§ Data for this exercise
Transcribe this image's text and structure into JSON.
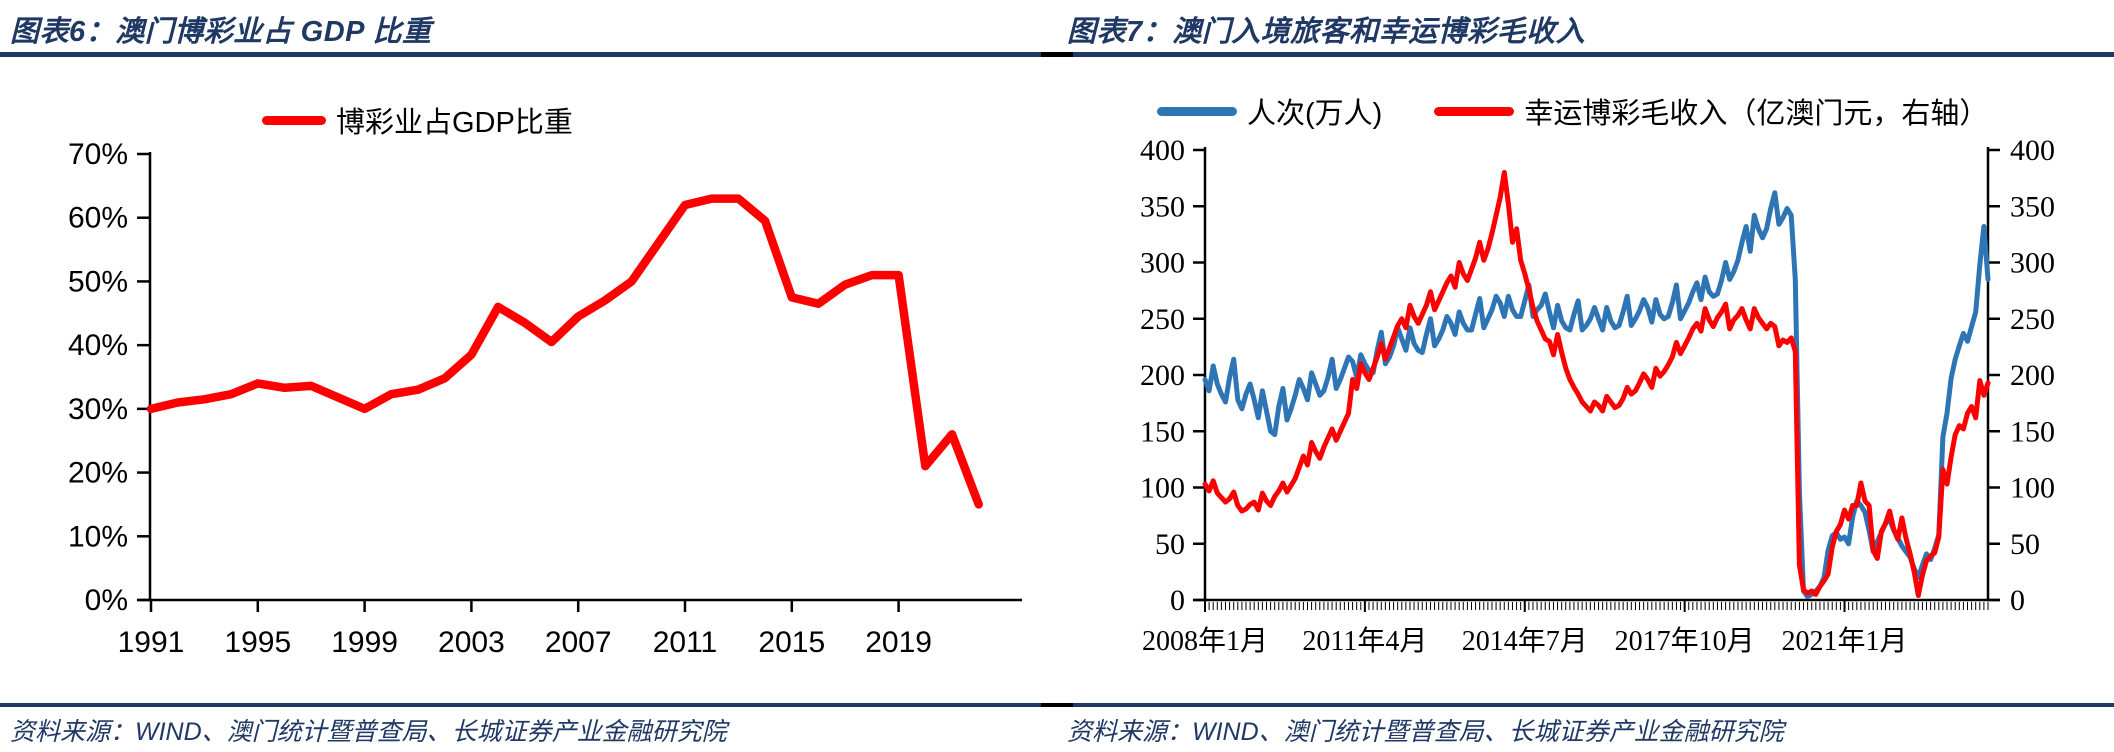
{
  "colors": {
    "navy": "#1f3864",
    "red": "#fe0000",
    "blue": "#2e75b6",
    "axis": "#000000",
    "background": "#ffffff"
  },
  "panels": [
    {
      "title": "图表6：澳门博彩业占 GDP 比重",
      "source": "资料来源：WIND、澳门统计暨普查局、长城证券产业金融研究院"
    },
    {
      "title": "图表7：澳门入境旅客和幸运博彩毛收入",
      "source": "资料来源：WIND、澳门统计暨普查局、长城证券产业金融研究院"
    }
  ],
  "chart_data": [
    {
      "type": "line",
      "title": "澳门博彩业占GDP比重",
      "legend": "博彩业占GDP比重",
      "line_color": "#fe0000",
      "unit": "%",
      "ylim": [
        0,
        70
      ],
      "y_tick_labels": [
        "70%",
        "60%",
        "50%",
        "40%",
        "30%",
        "20%",
        "10%",
        "0%"
      ],
      "x_tick_labels": [
        "1991",
        "1995",
        "1999",
        "2003",
        "2007",
        "2011",
        "2015",
        "2019"
      ],
      "x": [
        1991,
        1992,
        1993,
        1994,
        1995,
        1996,
        1997,
        1998,
        1999,
        2000,
        2001,
        2002,
        2003,
        2004,
        2005,
        2006,
        2007,
        2008,
        2009,
        2010,
        2011,
        2012,
        2013,
        2014,
        2015,
        2016,
        2017,
        2018,
        2019,
        2020,
        2021,
        2022
      ],
      "values": [
        30,
        31,
        31.5,
        32.3,
        34,
        33.3,
        33.6,
        31.8,
        30,
        32.3,
        33,
        34.8,
        38.5,
        46,
        43.5,
        40.5,
        44.5,
        47,
        50,
        56,
        62,
        63,
        63,
        59.5,
        47.5,
        46.5,
        49.5,
        51,
        51,
        21,
        26,
        15
      ]
    },
    {
      "type": "line",
      "title": "澳门入境旅客和幸运博彩毛收入",
      "x_frequency": "monthly",
      "x_range": [
        "2008年1月",
        "2023年12月"
      ],
      "x_tick_labels": [
        "2008年1月",
        "2011年4月",
        "2014年7月",
        "2017年10月",
        "2021年1月"
      ],
      "x_tick_month_index": [
        0,
        39,
        78,
        117,
        156
      ],
      "ylim_left": [
        0,
        400
      ],
      "ylim_right": [
        0,
        400
      ],
      "y_tick_labels": [
        "400",
        "350",
        "300",
        "250",
        "200",
        "150",
        "100",
        "50",
        "0"
      ],
      "legend_position": "top",
      "series": [
        {
          "name": "人次(万人)",
          "axis": "left",
          "color": "#2e75b6",
          "values": [
            196,
            186,
            208,
            192,
            183,
            176,
            198,
            214,
            178,
            170,
            183,
            192,
            178,
            162,
            186,
            168,
            150,
            147,
            172,
            188,
            160,
            170,
            182,
            196,
            188,
            178,
            202,
            192,
            182,
            186,
            198,
            214,
            188,
            196,
            206,
            216,
            212,
            198,
            218,
            210,
            204,
            202,
            222,
            238,
            210,
            216,
            226,
            242,
            232,
            222,
            242,
            228,
            222,
            220,
            236,
            250,
            226,
            232,
            240,
            252,
            246,
            236,
            256,
            246,
            240,
            240,
            254,
            268,
            242,
            250,
            258,
            270,
            264,
            252,
            270,
            258,
            252,
            252,
            266,
            280,
            252,
            258,
            262,
            272,
            256,
            242,
            262,
            248,
            242,
            240,
            254,
            266,
            240,
            244,
            250,
            260,
            250,
            240,
            260,
            248,
            242,
            244,
            256,
            270,
            244,
            250,
            257,
            267,
            260,
            247,
            267,
            254,
            250,
            252,
            264,
            280,
            250,
            257,
            264,
            274,
            282,
            267,
            287,
            274,
            270,
            272,
            284,
            300,
            285,
            292,
            302,
            318,
            332,
            310,
            342,
            330,
            322,
            330,
            348,
            362,
            334,
            340,
            348,
            342,
            285,
            96,
            8,
            3,
            5,
            8,
            12,
            20,
            44,
            57,
            60,
            54,
            56,
            50,
            74,
            88,
            84,
            78,
            62,
            43,
            52,
            60,
            68,
            72,
            62,
            55,
            48,
            43,
            38,
            28,
            20,
            31,
            41,
            36,
            46,
            58,
            145,
            166,
            197,
            214,
            226,
            237,
            230,
            243,
            256,
            298,
            332,
            285
          ]
        },
        {
          "name": "幸运博彩毛收入（亿澳门元，右轴）",
          "axis": "right",
          "color": "#fe0000",
          "values": [
            103,
            97,
            106,
            95,
            91,
            87,
            90,
            96,
            84,
            79,
            81,
            85,
            87,
            80,
            95,
            88,
            84,
            92,
            97,
            104,
            96,
            102,
            108,
            118,
            128,
            120,
            140,
            132,
            126,
            136,
            144,
            152,
            142,
            150,
            158,
            166,
            196,
            188,
            210,
            202,
            196,
            206,
            216,
            228,
            214,
            224,
            234,
            244,
            250,
            242,
            262,
            252,
            246,
            254,
            262,
            274,
            258,
            266,
            274,
            282,
            288,
            278,
            300,
            290,
            284,
            294,
            304,
            318,
            302,
            312,
            326,
            342,
            358,
            380,
            352,
            318,
            330,
            302,
            290,
            276,
            260,
            248,
            240,
            232,
            230,
            218,
            236,
            220,
            206,
            196,
            189,
            183,
            176,
            172,
            168,
            176,
            173,
            168,
            181,
            176,
            171,
            173,
            179,
            189,
            183,
            186,
            193,
            201,
            196,
            189,
            206,
            199,
            203,
            209,
            216,
            229,
            219,
            226,
            233,
            241,
            246,
            239,
            259,
            249,
            243,
            251,
            256,
            263,
            241,
            249,
            253,
            259,
            249,
            241,
            259,
            251,
            246,
            241,
            246,
            243,
            226,
            231,
            229,
            233,
            221,
            31,
            9,
            6,
            8,
            5,
            12,
            17,
            23,
            47,
            61,
            67,
            80,
            72,
            84,
            84,
            104,
            88,
            84,
            44,
            37,
            61,
            68,
            79,
            63,
            54,
            73,
            55,
            41,
            25,
            4,
            22,
            35,
            39,
            42,
            56,
            116,
            103,
            127,
            147,
            155,
            152,
            166,
            172,
            162,
            195,
            182,
            193
          ]
        }
      ]
    }
  ]
}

§ Given request
Return all of the data exactly as written, and drop the pictures.

§ Full solution
Transcribe this image's text and structure into JSON.
{
  "colors": {
    "navy": "#1f3864",
    "red": "#fe0000",
    "blue": "#2e75b6",
    "axis": "#000000",
    "background": "#ffffff"
  },
  "panels": [
    {
      "title": "图表6：澳门博彩业占 GDP 比重",
      "source": "资料来源：WIND、澳门统计暨普查局、长城证券产业金融研究院"
    },
    {
      "title": "图表7：澳门入境旅客和幸运博彩毛收入",
      "source": "资料来源：WIND、澳门统计暨普查局、长城证券产业金融研究院"
    }
  ],
  "chart_data": [
    {
      "type": "line",
      "title": "澳门博彩业占GDP比重",
      "legend": "博彩业占GDP比重",
      "line_color": "#fe0000",
      "unit": "%",
      "ylim": [
        0,
        70
      ],
      "y_tick_labels": [
        "70%",
        "60%",
        "50%",
        "40%",
        "30%",
        "20%",
        "10%",
        "0%"
      ],
      "x_tick_labels": [
        "1991",
        "1995",
        "1999",
        "2003",
        "2007",
        "2011",
        "2015",
        "2019"
      ],
      "x": [
        1991,
        1992,
        1993,
        1994,
        1995,
        1996,
        1997,
        1998,
        1999,
        2000,
        2001,
        2002,
        2003,
        2004,
        2005,
        2006,
        2007,
        2008,
        2009,
        2010,
        2011,
        2012,
        2013,
        2014,
        2015,
        2016,
        2017,
        2018,
        2019,
        2020,
        2021,
        2022
      ],
      "values": [
        30,
        31,
        31.5,
        32.3,
        34,
        33.3,
        33.6,
        31.8,
        30,
        32.3,
        33,
        34.8,
        38.5,
        46,
        43.5,
        40.5,
        44.5,
        47,
        50,
        56,
        62,
        63,
        63,
        59.5,
        47.5,
        46.5,
        49.5,
        51,
        51,
        21,
        26,
        15
      ]
    },
    {
      "type": "line",
      "title": "澳门入境旅客和幸运博彩毛收入",
      "x_frequency": "monthly",
      "x_range": [
        "2008年1月",
        "2023年12月"
      ],
      "x_tick_labels": [
        "2008年1月",
        "2011年4月",
        "2014年7月",
        "2017年10月",
        "2021年1月"
      ],
      "x_tick_month_index": [
        0,
        39,
        78,
        117,
        156
      ],
      "ylim_left": [
        0,
        400
      ],
      "ylim_right": [
        0,
        400
      ],
      "y_tick_labels": [
        "400",
        "350",
        "300",
        "250",
        "200",
        "150",
        "100",
        "50",
        "0"
      ],
      "legend_position": "top",
      "series": [
        {
          "name": "人次(万人)",
          "axis": "left",
          "color": "#2e75b6",
          "values": [
            196,
            186,
            208,
            192,
            183,
            176,
            198,
            214,
            178,
            170,
            183,
            192,
            178,
            162,
            186,
            168,
            150,
            147,
            172,
            188,
            160,
            170,
            182,
            196,
            188,
            178,
            202,
            192,
            182,
            186,
            198,
            214,
            188,
            196,
            206,
            216,
            212,
            198,
            218,
            210,
            204,
            202,
            222,
            238,
            210,
            216,
            226,
            242,
            232,
            222,
            242,
            228,
            222,
            220,
            236,
            250,
            226,
            232,
            240,
            252,
            246,
            236,
            256,
            246,
            240,
            240,
            254,
            268,
            242,
            250,
            258,
            270,
            264,
            252,
            270,
            258,
            252,
            252,
            266,
            280,
            252,
            258,
            262,
            272,
            256,
            242,
            262,
            248,
            242,
            240,
            254,
            266,
            240,
            244,
            250,
            260,
            250,
            240,
            260,
            248,
            242,
            244,
            256,
            270,
            244,
            250,
            257,
            267,
            260,
            247,
            267,
            254,
            250,
            252,
            264,
            280,
            250,
            257,
            264,
            274,
            282,
            267,
            287,
            274,
            270,
            272,
            284,
            300,
            285,
            292,
            302,
            318,
            332,
            310,
            342,
            330,
            322,
            330,
            348,
            362,
            334,
            340,
            348,
            342,
            285,
            96,
            8,
            3,
            5,
            8,
            12,
            20,
            44,
            57,
            60,
            54,
            56,
            50,
            74,
            88,
            84,
            78,
            62,
            43,
            52,
            60,
            68,
            72,
            62,
            55,
            48,
            43,
            38,
            28,
            20,
            31,
            41,
            36,
            46,
            58,
            145,
            166,
            197,
            214,
            226,
            237,
            230,
            243,
            256,
            298,
            332,
            285
          ]
        },
        {
          "name": "幸运博彩毛收入（亿澳门元，右轴）",
          "axis": "right",
          "color": "#fe0000",
          "values": [
            103,
            97,
            106,
            95,
            91,
            87,
            90,
            96,
            84,
            79,
            81,
            85,
            87,
            80,
            95,
            88,
            84,
            92,
            97,
            104,
            96,
            102,
            108,
            118,
            128,
            120,
            140,
            132,
            126,
            136,
            144,
            152,
            142,
            150,
            158,
            166,
            196,
            188,
            210,
            202,
            196,
            206,
            216,
            228,
            214,
            224,
            234,
            244,
            250,
            242,
            262,
            252,
            246,
            254,
            262,
            274,
            258,
            266,
            274,
            282,
            288,
            278,
            300,
            290,
            284,
            294,
            304,
            318,
            302,
            312,
            326,
            342,
            358,
            380,
            352,
            318,
            330,
            302,
            290,
            276,
            260,
            248,
            240,
            232,
            230,
            218,
            236,
            220,
            206,
            196,
            189,
            183,
            176,
            172,
            168,
            176,
            173,
            168,
            181,
            176,
            171,
            173,
            179,
            189,
            183,
            186,
            193,
            201,
            196,
            189,
            206,
            199,
            203,
            209,
            216,
            229,
            219,
            226,
            233,
            241,
            246,
            239,
            259,
            249,
            243,
            251,
            256,
            263,
            241,
            249,
            253,
            259,
            249,
            241,
            259,
            251,
            246,
            241,
            246,
            243,
            226,
            231,
            229,
            233,
            221,
            31,
            9,
            6,
            8,
            5,
            12,
            17,
            23,
            47,
            61,
            67,
            80,
            72,
            84,
            84,
            104,
            88,
            84,
            44,
            37,
            61,
            68,
            79,
            63,
            54,
            73,
            55,
            41,
            25,
            4,
            22,
            35,
            39,
            42,
            56,
            116,
            103,
            127,
            147,
            155,
            152,
            166,
            172,
            162,
            195,
            182,
            193
          ]
        }
      ]
    }
  ]
}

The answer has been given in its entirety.